**Task directions**
Collect each line holding the string "Área".

□ □ □

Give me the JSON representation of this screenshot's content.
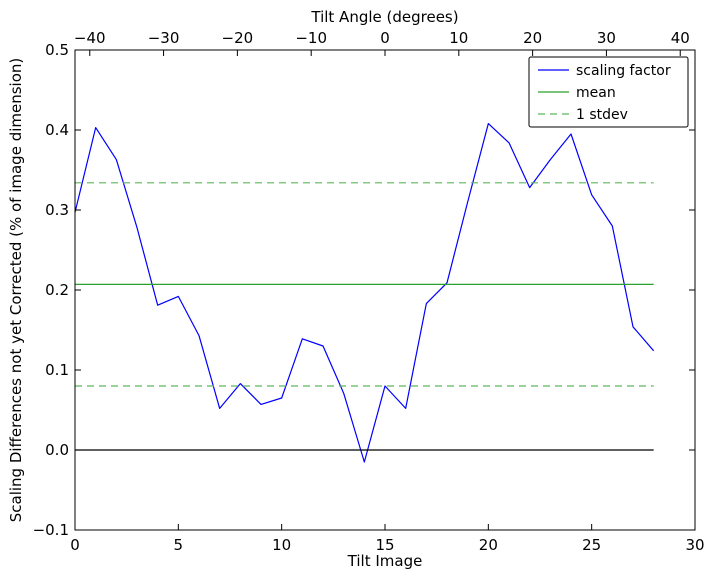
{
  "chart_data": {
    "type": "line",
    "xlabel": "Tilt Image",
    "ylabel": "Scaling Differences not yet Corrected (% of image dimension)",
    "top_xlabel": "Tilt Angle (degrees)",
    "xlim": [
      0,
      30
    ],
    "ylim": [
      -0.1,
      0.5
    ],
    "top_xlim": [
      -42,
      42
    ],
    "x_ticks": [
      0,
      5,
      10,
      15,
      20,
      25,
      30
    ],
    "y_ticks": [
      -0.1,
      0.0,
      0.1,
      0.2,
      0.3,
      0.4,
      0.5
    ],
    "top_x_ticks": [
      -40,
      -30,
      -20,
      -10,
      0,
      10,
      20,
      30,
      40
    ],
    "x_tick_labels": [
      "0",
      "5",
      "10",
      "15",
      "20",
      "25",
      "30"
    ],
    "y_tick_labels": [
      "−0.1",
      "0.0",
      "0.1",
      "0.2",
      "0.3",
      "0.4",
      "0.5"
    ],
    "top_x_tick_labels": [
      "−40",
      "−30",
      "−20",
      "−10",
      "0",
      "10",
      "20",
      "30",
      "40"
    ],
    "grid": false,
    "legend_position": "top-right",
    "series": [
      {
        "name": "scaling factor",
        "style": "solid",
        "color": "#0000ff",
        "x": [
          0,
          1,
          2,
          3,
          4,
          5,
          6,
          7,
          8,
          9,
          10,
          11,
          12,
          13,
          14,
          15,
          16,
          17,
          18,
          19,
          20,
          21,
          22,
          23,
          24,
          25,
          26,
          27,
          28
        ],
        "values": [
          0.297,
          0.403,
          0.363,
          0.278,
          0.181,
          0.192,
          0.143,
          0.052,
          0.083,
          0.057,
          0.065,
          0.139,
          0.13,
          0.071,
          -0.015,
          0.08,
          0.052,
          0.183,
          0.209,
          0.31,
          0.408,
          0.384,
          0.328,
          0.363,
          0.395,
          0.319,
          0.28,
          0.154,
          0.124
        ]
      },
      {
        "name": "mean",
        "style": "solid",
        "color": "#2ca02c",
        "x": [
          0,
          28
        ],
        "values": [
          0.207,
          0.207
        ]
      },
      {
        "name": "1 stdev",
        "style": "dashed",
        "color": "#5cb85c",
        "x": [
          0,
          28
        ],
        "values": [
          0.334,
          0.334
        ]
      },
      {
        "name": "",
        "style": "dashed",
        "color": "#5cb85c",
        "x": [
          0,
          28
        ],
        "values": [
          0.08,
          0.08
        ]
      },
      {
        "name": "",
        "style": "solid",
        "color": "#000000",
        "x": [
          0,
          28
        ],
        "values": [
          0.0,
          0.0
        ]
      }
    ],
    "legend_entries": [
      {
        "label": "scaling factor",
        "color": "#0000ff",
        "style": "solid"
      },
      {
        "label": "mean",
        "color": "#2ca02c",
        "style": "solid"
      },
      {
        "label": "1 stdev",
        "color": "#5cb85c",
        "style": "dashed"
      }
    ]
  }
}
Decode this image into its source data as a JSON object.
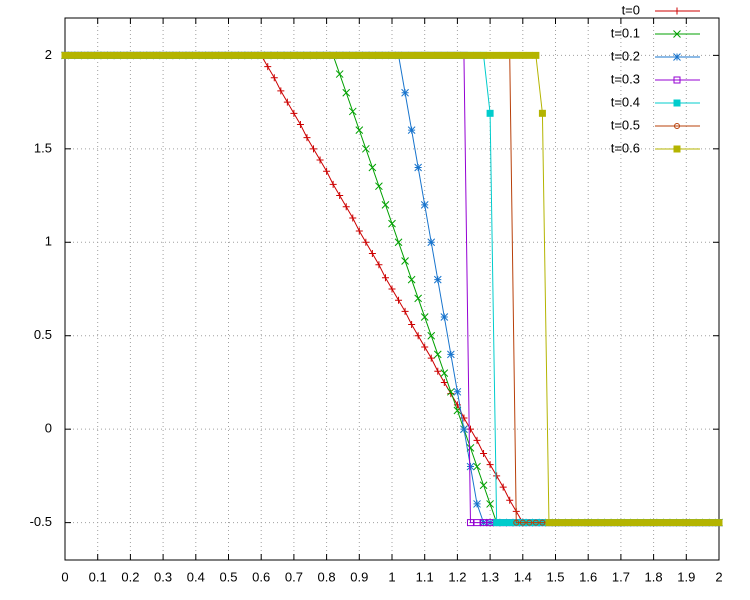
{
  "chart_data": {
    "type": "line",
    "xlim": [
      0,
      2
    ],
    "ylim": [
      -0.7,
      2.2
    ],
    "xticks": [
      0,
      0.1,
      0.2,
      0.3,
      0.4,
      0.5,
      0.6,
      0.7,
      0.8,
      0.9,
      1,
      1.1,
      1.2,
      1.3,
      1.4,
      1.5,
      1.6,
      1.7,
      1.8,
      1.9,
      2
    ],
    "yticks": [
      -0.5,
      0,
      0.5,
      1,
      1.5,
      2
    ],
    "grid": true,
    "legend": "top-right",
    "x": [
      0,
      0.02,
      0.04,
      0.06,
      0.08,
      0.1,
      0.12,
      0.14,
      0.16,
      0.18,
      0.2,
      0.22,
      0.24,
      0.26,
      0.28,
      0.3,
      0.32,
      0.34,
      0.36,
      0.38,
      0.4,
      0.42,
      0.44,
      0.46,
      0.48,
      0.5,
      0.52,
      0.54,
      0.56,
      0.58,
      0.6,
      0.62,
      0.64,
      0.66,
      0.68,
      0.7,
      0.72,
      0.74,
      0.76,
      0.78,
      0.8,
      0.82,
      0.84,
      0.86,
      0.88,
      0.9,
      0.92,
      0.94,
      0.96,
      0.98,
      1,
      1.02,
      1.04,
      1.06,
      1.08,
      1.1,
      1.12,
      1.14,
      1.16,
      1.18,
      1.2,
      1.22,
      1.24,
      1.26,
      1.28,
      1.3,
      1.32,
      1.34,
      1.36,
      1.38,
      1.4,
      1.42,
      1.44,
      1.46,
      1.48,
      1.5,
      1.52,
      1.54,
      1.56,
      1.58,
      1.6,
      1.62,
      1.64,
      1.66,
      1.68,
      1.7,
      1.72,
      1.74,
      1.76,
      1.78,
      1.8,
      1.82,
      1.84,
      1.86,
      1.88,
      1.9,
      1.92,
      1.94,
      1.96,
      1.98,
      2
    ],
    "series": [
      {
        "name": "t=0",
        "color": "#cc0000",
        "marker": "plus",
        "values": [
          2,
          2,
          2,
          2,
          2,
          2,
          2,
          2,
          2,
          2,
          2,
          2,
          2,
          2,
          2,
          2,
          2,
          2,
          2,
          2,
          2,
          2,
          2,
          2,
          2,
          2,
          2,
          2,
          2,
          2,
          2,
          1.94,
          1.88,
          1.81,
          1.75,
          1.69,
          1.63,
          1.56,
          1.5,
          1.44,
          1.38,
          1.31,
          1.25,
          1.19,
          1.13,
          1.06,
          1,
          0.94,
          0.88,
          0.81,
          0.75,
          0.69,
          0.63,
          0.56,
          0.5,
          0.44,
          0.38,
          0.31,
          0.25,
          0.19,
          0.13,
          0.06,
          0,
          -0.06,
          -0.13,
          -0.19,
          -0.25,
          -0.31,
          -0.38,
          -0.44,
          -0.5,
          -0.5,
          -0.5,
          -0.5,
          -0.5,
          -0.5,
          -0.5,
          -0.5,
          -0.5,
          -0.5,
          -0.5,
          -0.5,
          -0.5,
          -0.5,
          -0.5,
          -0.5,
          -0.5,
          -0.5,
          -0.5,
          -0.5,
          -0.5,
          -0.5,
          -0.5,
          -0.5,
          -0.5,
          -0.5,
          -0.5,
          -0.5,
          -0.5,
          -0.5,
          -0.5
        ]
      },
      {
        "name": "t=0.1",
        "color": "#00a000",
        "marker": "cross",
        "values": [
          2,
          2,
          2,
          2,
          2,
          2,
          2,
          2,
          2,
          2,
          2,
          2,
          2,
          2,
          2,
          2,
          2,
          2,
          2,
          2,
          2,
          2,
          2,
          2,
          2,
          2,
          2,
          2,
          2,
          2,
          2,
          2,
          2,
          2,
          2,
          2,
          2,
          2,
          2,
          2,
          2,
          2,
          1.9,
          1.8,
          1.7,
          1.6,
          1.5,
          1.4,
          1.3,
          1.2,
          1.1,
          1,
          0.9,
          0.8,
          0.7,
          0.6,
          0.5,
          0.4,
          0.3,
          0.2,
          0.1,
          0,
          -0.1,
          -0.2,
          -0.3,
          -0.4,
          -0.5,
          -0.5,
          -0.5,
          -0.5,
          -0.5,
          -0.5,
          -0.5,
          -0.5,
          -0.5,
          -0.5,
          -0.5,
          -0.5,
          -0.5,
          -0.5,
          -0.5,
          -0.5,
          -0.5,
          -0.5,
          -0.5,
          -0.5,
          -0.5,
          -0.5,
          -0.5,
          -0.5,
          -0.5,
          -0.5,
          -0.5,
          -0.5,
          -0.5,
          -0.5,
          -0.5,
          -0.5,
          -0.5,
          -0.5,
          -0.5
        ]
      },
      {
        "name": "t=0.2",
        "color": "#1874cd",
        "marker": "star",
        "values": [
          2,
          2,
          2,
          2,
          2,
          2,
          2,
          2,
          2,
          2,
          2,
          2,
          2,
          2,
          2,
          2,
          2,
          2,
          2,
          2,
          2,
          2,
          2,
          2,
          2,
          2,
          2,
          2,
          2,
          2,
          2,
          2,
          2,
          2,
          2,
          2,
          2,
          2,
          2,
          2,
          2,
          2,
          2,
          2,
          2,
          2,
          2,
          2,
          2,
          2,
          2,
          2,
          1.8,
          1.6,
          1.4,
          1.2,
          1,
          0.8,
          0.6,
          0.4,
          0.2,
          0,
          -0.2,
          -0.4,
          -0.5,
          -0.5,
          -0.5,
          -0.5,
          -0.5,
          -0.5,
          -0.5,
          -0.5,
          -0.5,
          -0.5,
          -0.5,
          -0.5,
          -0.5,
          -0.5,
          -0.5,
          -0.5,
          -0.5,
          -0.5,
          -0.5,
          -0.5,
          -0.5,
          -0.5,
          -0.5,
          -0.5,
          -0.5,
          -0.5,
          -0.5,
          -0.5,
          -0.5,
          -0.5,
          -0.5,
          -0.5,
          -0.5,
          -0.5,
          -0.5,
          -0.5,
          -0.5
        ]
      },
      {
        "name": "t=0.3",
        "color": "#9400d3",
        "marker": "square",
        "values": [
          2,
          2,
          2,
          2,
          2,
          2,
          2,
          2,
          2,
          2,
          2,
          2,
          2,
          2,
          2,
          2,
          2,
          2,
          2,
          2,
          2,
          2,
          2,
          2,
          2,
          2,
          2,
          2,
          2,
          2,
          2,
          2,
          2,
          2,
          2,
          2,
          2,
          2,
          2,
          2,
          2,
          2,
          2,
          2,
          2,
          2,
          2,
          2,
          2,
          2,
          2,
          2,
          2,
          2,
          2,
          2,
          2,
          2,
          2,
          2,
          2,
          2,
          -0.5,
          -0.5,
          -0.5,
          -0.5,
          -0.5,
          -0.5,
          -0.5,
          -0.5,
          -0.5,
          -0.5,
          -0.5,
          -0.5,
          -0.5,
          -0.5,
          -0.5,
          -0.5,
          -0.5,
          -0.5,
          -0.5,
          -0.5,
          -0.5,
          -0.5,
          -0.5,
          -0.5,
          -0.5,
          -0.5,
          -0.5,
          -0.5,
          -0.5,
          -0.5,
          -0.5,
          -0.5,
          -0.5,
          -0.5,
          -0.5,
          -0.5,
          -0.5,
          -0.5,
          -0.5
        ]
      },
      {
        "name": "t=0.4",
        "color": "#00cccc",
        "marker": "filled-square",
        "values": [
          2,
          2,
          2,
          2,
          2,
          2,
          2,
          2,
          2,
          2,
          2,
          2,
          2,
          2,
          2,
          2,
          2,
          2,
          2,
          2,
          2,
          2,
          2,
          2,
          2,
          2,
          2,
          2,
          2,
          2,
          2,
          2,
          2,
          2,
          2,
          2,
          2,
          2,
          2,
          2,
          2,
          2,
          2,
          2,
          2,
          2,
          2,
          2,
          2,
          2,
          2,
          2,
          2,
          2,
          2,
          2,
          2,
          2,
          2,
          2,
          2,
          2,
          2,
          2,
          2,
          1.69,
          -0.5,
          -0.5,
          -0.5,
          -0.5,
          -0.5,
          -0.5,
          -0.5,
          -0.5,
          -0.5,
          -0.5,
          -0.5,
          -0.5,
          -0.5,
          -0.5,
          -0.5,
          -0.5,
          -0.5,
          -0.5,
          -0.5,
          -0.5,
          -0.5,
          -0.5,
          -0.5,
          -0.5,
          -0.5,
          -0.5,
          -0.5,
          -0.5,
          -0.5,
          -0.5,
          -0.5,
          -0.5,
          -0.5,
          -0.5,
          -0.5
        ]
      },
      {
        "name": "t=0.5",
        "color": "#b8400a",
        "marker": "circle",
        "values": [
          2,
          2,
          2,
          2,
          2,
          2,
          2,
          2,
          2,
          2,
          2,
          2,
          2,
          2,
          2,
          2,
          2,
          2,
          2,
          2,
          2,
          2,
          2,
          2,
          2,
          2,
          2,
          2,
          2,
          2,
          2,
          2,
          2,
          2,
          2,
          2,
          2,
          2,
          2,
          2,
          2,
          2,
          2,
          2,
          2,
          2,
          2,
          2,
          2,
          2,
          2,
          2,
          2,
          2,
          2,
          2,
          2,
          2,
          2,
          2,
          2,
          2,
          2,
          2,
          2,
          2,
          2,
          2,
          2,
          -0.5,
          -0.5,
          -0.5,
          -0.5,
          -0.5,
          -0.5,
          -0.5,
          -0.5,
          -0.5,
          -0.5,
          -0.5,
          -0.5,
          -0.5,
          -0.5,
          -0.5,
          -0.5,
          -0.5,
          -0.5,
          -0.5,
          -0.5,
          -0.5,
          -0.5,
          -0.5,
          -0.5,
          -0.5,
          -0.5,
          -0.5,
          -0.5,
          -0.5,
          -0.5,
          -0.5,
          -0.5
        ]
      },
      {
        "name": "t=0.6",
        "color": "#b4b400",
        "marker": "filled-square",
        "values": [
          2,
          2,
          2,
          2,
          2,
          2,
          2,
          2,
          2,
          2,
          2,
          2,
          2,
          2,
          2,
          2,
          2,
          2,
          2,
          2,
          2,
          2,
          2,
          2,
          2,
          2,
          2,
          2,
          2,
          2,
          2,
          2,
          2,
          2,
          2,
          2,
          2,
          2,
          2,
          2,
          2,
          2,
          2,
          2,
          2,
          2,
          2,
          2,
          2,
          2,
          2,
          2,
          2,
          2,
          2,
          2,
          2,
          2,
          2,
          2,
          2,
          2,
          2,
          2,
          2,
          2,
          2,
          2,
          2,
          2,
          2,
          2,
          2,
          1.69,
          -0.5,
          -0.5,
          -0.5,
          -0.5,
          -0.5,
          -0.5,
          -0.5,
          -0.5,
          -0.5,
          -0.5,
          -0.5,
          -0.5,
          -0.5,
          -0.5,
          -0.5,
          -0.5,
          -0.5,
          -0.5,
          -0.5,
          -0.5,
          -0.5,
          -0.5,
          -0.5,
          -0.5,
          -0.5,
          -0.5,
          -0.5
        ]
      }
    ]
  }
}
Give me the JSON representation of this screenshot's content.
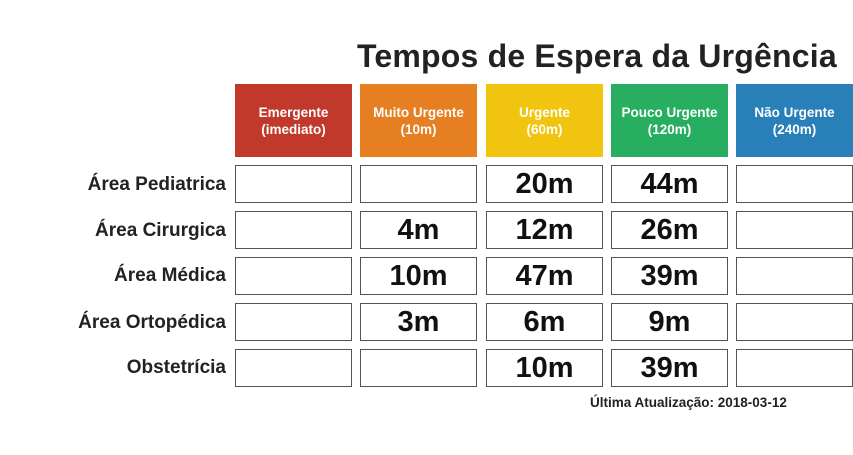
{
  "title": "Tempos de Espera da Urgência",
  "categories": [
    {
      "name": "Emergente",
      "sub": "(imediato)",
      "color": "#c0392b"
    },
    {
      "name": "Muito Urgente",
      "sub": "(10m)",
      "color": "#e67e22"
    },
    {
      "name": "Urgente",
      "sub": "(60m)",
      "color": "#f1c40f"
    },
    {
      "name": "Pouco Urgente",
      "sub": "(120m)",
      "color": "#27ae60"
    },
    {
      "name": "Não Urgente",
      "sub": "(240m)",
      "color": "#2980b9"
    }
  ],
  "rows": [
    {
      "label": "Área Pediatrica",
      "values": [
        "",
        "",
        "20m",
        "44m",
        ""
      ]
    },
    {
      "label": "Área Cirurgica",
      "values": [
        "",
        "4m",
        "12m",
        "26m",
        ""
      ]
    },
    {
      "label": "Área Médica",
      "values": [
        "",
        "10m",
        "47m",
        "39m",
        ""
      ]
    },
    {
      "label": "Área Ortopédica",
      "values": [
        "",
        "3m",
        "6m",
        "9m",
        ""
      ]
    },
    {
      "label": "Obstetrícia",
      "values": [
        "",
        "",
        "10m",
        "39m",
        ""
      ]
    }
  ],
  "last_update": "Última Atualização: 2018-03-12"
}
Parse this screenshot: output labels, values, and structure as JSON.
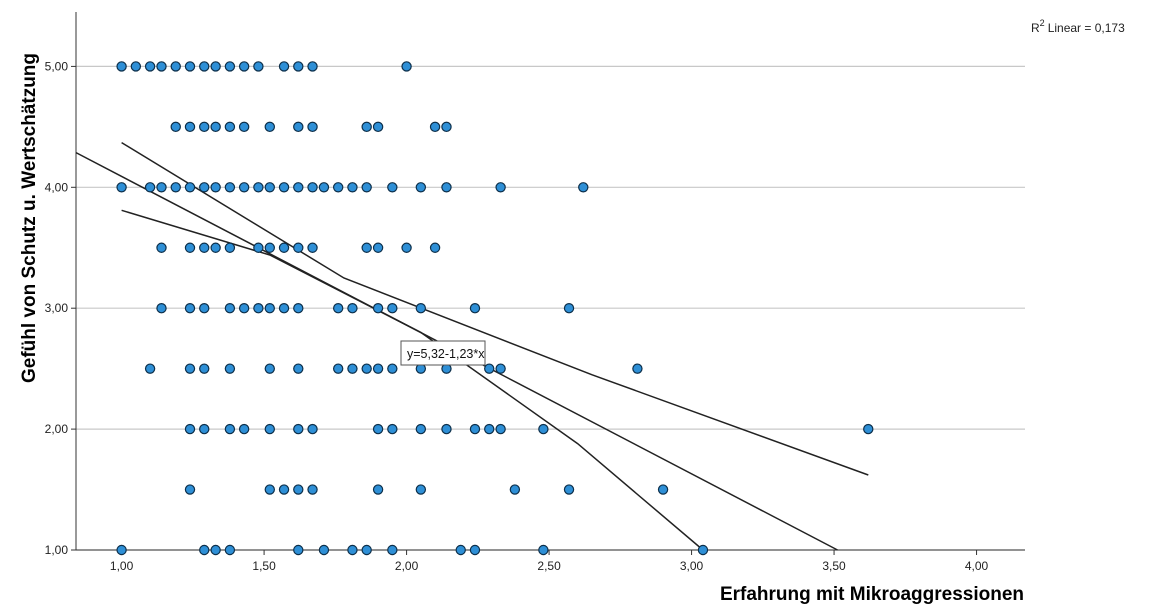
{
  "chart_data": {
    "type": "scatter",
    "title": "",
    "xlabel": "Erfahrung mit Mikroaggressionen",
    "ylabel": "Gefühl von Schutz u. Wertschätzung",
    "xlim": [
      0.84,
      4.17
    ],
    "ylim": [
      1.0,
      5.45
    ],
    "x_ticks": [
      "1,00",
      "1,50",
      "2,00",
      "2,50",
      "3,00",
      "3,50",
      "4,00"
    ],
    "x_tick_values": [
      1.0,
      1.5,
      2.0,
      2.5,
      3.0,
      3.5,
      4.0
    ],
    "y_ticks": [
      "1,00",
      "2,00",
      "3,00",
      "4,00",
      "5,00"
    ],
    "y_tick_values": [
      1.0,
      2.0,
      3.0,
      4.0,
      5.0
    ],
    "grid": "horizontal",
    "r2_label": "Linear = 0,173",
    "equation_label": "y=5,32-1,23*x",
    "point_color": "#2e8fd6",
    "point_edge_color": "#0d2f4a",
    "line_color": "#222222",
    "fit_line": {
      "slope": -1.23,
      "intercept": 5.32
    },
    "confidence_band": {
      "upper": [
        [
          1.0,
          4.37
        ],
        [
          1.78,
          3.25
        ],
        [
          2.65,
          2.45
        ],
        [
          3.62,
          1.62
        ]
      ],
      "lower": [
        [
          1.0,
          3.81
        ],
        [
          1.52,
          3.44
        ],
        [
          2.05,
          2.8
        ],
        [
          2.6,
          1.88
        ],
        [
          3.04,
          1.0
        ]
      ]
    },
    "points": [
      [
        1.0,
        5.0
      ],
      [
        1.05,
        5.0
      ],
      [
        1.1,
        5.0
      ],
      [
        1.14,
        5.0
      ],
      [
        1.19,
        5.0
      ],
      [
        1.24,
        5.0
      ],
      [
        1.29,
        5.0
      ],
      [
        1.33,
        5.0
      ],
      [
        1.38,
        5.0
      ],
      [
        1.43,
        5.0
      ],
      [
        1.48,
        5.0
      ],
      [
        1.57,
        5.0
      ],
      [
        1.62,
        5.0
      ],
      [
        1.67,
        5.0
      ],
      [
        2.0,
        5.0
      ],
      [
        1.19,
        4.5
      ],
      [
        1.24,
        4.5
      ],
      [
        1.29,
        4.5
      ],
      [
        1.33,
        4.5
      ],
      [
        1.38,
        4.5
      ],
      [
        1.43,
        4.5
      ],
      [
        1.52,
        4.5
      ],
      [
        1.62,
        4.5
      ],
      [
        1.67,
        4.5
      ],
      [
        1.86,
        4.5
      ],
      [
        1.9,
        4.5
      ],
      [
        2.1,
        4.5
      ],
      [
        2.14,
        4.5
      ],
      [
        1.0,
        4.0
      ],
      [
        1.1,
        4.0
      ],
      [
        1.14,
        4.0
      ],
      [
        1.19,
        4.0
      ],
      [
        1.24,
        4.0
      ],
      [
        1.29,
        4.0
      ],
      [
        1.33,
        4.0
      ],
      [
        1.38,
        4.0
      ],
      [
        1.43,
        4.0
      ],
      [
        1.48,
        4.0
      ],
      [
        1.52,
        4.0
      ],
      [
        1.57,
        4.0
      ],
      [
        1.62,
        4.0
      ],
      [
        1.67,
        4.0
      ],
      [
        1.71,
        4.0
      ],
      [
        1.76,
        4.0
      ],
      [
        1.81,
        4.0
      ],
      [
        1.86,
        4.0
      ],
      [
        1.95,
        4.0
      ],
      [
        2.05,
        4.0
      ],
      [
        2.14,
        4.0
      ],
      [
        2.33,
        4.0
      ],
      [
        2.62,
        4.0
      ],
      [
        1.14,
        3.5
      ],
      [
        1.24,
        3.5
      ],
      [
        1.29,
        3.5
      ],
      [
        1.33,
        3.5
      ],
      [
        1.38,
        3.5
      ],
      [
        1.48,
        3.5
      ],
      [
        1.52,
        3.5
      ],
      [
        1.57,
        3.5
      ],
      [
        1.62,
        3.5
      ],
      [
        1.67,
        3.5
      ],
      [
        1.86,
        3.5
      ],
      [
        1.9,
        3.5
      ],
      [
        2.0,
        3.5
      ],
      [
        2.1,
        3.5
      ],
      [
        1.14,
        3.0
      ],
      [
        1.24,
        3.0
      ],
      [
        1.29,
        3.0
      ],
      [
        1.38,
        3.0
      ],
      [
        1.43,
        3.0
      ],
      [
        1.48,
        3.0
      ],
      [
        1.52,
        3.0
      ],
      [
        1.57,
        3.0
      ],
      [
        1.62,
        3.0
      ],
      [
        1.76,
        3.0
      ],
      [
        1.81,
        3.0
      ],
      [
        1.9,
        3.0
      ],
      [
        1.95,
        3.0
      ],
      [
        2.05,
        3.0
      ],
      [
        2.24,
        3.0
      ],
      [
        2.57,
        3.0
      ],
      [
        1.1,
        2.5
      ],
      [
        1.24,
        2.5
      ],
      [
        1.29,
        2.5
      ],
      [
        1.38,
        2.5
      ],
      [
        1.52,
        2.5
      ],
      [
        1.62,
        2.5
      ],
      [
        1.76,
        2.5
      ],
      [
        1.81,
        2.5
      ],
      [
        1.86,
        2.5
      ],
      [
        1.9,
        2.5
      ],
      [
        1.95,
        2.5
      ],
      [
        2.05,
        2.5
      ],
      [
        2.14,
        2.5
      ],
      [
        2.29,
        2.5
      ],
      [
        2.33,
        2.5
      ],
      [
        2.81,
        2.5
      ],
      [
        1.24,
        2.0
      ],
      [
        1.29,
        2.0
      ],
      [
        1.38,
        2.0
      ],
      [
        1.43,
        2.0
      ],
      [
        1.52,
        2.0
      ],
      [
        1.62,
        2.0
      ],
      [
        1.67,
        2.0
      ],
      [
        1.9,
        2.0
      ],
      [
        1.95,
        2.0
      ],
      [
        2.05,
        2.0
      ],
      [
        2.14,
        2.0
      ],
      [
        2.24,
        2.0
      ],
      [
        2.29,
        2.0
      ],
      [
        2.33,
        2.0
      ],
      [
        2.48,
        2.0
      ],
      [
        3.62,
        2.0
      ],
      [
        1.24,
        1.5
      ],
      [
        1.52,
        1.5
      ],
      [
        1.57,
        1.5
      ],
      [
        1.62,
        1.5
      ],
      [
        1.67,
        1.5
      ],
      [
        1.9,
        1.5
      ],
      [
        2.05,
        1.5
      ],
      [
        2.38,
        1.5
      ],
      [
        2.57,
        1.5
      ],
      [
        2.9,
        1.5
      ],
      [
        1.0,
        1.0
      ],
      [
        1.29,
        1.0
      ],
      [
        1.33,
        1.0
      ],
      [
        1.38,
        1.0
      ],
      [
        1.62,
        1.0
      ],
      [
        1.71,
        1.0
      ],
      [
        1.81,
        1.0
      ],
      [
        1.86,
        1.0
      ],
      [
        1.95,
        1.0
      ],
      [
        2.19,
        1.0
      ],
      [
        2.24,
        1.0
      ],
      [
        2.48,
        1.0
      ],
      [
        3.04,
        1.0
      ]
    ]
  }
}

□ □ □

**Solution to this exercise**
      "label": "Área Pediatrica",
      "label": "Área Cirurgica",
      "label": "Área Médica",
      "label": "Área Ortopédica",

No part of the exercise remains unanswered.